---------- Supplied material ----------

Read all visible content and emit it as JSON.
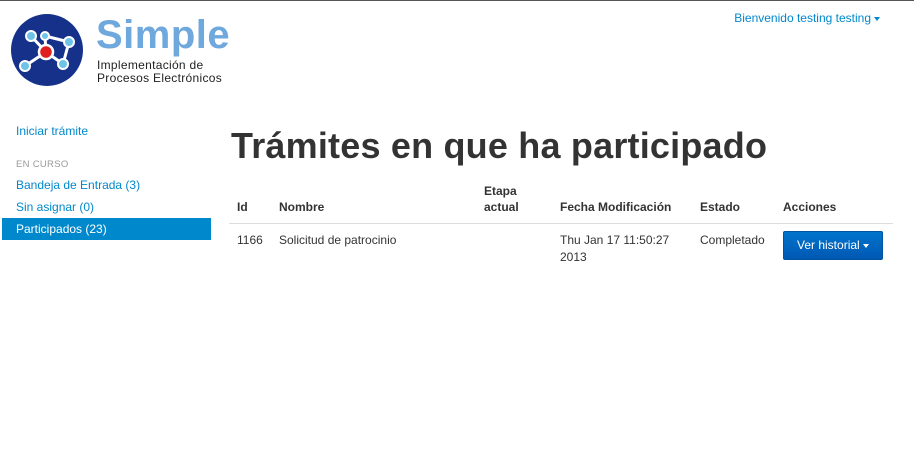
{
  "brand": {
    "name": "Simple",
    "tagline_line1": "Implementación de",
    "tagline_line2": "Procesos Electrónicos"
  },
  "header": {
    "welcome": "Bienvenido testing testing"
  },
  "sidebar": {
    "start": "Iniciar trámite",
    "section": "EN CURSO",
    "items": [
      {
        "label": "Bandeja de Entrada (3)"
      },
      {
        "label": "Sin asignar (0)"
      },
      {
        "label": "Participados (23)",
        "active": true
      }
    ]
  },
  "main": {
    "title": "Trámites en que ha participado",
    "columns": {
      "id": "Id",
      "nombre": "Nombre",
      "etapa_line1": "Etapa",
      "etapa_line2": "actual",
      "fecha": "Fecha Modificación",
      "estado": "Estado",
      "acciones": "Acciones"
    },
    "rows": [
      {
        "id": "1166",
        "nombre": "Solicitud de patrocinio",
        "etapa": "",
        "fecha_line1": "Thu Jan 17 11:50:27",
        "fecha_line2": "2013",
        "estado": "Completado",
        "accion": "Ver historial"
      }
    ]
  },
  "colors": {
    "accent": "#0088cc",
    "button": "#0069c4",
    "logo_circle": "#1a3a8f",
    "logo_red": "#e02020",
    "logo_node": "#6fc3e8"
  }
}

----------

What is required ▸ Pictures in the records must not appear in the copy; transcribe everything else precisely.

In response ▸
Read all visible content and emit it as JSON.
{
  "brand": {
    "name": "Simple",
    "tagline_line1": "Implementación de",
    "tagline_line2": "Procesos Electrónicos"
  },
  "header": {
    "welcome": "Bienvenido testing testing"
  },
  "sidebar": {
    "start": "Iniciar trámite",
    "section": "EN CURSO",
    "items": [
      {
        "label": "Bandeja de Entrada (3)"
      },
      {
        "label": "Sin asignar (0)"
      },
      {
        "label": "Participados (23)",
        "active": true
      }
    ]
  },
  "main": {
    "title": "Trámites en que ha participado",
    "columns": {
      "id": "Id",
      "nombre": "Nombre",
      "etapa_line1": "Etapa",
      "etapa_line2": "actual",
      "fecha": "Fecha Modificación",
      "estado": "Estado",
      "acciones": "Acciones"
    },
    "rows": [
      {
        "id": "1166",
        "nombre": "Solicitud de patrocinio",
        "etapa": "",
        "fecha_line1": "Thu Jan 17 11:50:27",
        "fecha_line2": "2013",
        "estado": "Completado",
        "accion": "Ver historial"
      }
    ]
  },
  "colors": {
    "accent": "#0088cc",
    "button": "#0069c4",
    "logo_circle": "#1a3a8f",
    "logo_red": "#e02020",
    "logo_node": "#6fc3e8"
  }
}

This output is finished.